*** DATASET RECORDS
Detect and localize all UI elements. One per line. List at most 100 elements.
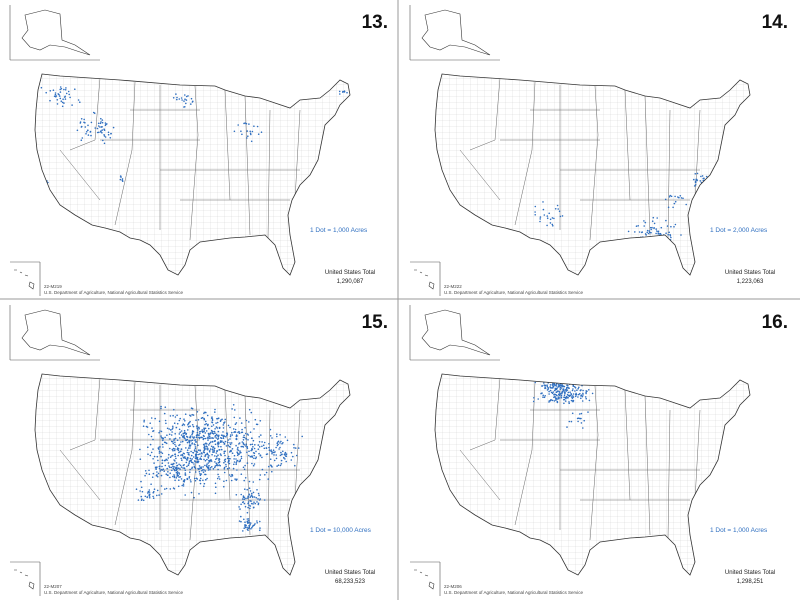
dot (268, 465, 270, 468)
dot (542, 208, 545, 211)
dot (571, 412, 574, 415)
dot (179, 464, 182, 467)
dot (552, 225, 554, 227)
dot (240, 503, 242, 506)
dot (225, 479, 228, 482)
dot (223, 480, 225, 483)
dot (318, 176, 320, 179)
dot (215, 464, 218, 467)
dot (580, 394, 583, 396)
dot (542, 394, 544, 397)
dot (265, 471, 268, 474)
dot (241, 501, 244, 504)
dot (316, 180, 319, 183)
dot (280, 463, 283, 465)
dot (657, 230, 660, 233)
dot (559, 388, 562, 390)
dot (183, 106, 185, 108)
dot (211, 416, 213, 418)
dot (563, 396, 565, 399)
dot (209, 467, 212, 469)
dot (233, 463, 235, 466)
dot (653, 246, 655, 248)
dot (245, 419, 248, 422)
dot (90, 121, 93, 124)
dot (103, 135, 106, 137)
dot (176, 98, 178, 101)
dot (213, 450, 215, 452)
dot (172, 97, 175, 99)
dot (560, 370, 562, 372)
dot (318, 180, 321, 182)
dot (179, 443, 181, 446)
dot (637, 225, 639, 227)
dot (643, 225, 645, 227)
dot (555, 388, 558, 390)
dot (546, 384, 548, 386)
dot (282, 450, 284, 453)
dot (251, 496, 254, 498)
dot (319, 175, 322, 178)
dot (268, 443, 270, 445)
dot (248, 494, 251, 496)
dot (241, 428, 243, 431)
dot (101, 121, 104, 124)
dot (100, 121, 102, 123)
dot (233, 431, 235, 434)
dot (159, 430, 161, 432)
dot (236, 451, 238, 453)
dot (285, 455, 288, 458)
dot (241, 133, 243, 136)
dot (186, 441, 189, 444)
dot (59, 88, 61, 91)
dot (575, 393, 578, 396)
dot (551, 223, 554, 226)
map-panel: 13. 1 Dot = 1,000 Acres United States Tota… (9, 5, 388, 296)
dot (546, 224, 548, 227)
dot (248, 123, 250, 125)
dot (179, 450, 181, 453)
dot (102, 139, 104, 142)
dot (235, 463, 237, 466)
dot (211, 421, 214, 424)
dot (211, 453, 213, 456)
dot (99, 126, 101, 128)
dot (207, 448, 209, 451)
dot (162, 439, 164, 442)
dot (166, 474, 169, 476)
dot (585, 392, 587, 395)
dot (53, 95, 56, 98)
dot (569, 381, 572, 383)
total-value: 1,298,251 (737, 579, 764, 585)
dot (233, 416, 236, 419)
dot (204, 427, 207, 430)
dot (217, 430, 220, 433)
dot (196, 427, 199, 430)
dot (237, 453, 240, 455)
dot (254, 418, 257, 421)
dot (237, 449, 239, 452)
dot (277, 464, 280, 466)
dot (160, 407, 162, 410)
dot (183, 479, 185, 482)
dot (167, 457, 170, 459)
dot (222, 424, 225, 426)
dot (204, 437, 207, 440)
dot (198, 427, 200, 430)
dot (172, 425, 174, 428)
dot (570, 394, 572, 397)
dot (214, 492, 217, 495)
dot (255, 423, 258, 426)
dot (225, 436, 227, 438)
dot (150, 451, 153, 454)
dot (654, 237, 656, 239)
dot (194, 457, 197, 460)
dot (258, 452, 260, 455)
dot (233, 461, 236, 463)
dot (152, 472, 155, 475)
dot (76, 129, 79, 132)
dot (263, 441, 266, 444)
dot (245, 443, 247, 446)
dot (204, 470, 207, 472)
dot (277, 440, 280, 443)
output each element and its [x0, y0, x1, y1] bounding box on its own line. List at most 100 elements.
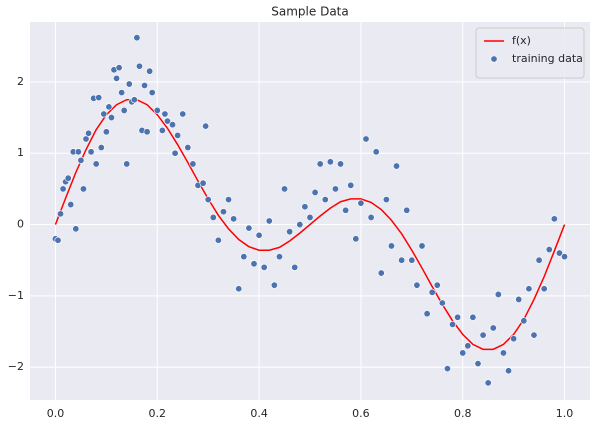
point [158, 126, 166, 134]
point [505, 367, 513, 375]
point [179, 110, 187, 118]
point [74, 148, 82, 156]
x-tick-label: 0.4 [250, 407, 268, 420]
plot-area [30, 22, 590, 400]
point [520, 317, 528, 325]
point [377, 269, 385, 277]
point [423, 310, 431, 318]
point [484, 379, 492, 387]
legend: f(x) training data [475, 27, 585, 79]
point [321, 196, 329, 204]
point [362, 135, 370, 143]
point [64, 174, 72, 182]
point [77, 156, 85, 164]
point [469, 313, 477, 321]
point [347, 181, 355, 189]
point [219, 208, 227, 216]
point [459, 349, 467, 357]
******
TASK DETAILS:
Copy all of the data above line for line, without changing anything, but leave out the pictures.

EXERCISE RESPONSE:
Detect and localize all UI elements. One per line. List at most 100 elements.
dot (268, 465, 270, 468)
dot (542, 208, 545, 211)
dot (571, 412, 574, 415)
dot (179, 464, 182, 467)
dot (552, 225, 554, 227)
dot (240, 503, 242, 506)
dot (225, 479, 228, 482)
dot (223, 480, 225, 483)
dot (318, 176, 320, 179)
dot (215, 464, 218, 467)
dot (580, 394, 583, 396)
dot (542, 394, 544, 397)
dot (265, 471, 268, 474)
dot (241, 501, 244, 504)
dot (316, 180, 319, 183)
dot (280, 463, 283, 465)
dot (657, 230, 660, 233)
dot (559, 388, 562, 390)
dot (183, 106, 185, 108)
dot (211, 416, 213, 418)
dot (563, 396, 565, 399)
dot (209, 467, 212, 469)
dot (233, 463, 235, 466)
dot (653, 246, 655, 248)
dot (245, 419, 248, 422)
dot (90, 121, 93, 124)
dot (103, 135, 106, 137)
dot (176, 98, 178, 101)
dot (213, 450, 215, 452)
dot (172, 97, 175, 99)
dot (560, 370, 562, 372)
dot (318, 180, 321, 182)
dot (179, 443, 181, 446)
dot (637, 225, 639, 227)
dot (643, 225, 645, 227)
dot (555, 388, 558, 390)
dot (546, 384, 548, 386)
dot (282, 450, 284, 453)
dot (251, 496, 254, 498)
dot (319, 175, 322, 178)
dot (268, 443, 270, 445)
dot (248, 494, 251, 496)
dot (241, 428, 243, 431)
dot (101, 121, 104, 124)
dot (100, 121, 102, 123)
dot (233, 431, 235, 434)
dot (159, 430, 161, 432)
dot (236, 451, 238, 453)
dot (285, 455, 288, 458)
dot (241, 133, 243, 136)
dot (186, 441, 189, 444)
dot (59, 88, 61, 91)
dot (575, 393, 578, 396)
dot (551, 223, 554, 226)
map-panel: 13. 1 Dot = 1,000 Acres United States Tota… (9, 5, 388, 296)
dot (546, 224, 548, 227)
dot (248, 123, 250, 125)
dot (179, 450, 181, 453)
dot (102, 139, 104, 142)
dot (235, 463, 237, 466)
dot (211, 421, 214, 424)
dot (211, 453, 213, 456)
dot (99, 126, 101, 128)
dot (207, 448, 209, 451)
dot (162, 439, 164, 442)
dot (166, 474, 169, 476)
dot (585, 392, 587, 395)
dot (53, 95, 56, 98)
dot (569, 381, 572, 383)
total-value: 1,298,251 (737, 579, 764, 585)
dot (233, 416, 236, 419)
dot (204, 427, 207, 430)
dot (217, 430, 220, 433)
dot (196, 427, 199, 430)
dot (237, 453, 240, 455)
dot (254, 418, 257, 421)
dot (237, 449, 239, 452)
dot (277, 464, 280, 466)
dot (160, 407, 162, 410)
dot (183, 479, 185, 482)
dot (167, 457, 170, 459)
dot (222, 424, 225, 426)
dot (204, 437, 207, 440)
dot (198, 427, 200, 430)
dot (172, 425, 174, 428)
dot (570, 394, 572, 397)
dot (214, 492, 217, 495)
dot (255, 423, 258, 426)
dot (225, 436, 227, 438)
dot (150, 451, 153, 454)
dot (654, 237, 656, 239)
dot (194, 457, 197, 460)
dot (258, 452, 260, 455)
dot (233, 461, 236, 463)
dot (152, 472, 155, 475)
dot (76, 129, 79, 132)
dot (263, 441, 266, 444)
dot (245, 443, 247, 446)
dot (204, 470, 207, 472)
dot (277, 440, 280, 443)
output each element and its [x0, y0, x1, y1] bounding box on its own line. List at most 100 elements.
point [158, 126, 166, 134]
point [505, 367, 513, 375]
point [179, 110, 187, 118]
point [74, 148, 82, 156]
x-tick-label: 0.4 [250, 407, 268, 420]
plot-area [30, 22, 590, 400]
point [520, 317, 528, 325]
point [377, 269, 385, 277]
point [423, 310, 431, 318]
point [484, 379, 492, 387]
legend: f(x) training data [475, 27, 585, 79]
point [321, 196, 329, 204]
point [362, 135, 370, 143]
point [64, 174, 72, 182]
point [77, 156, 85, 164]
point [469, 313, 477, 321]
point [347, 181, 355, 189]
point [219, 208, 227, 216]
point [459, 349, 467, 357]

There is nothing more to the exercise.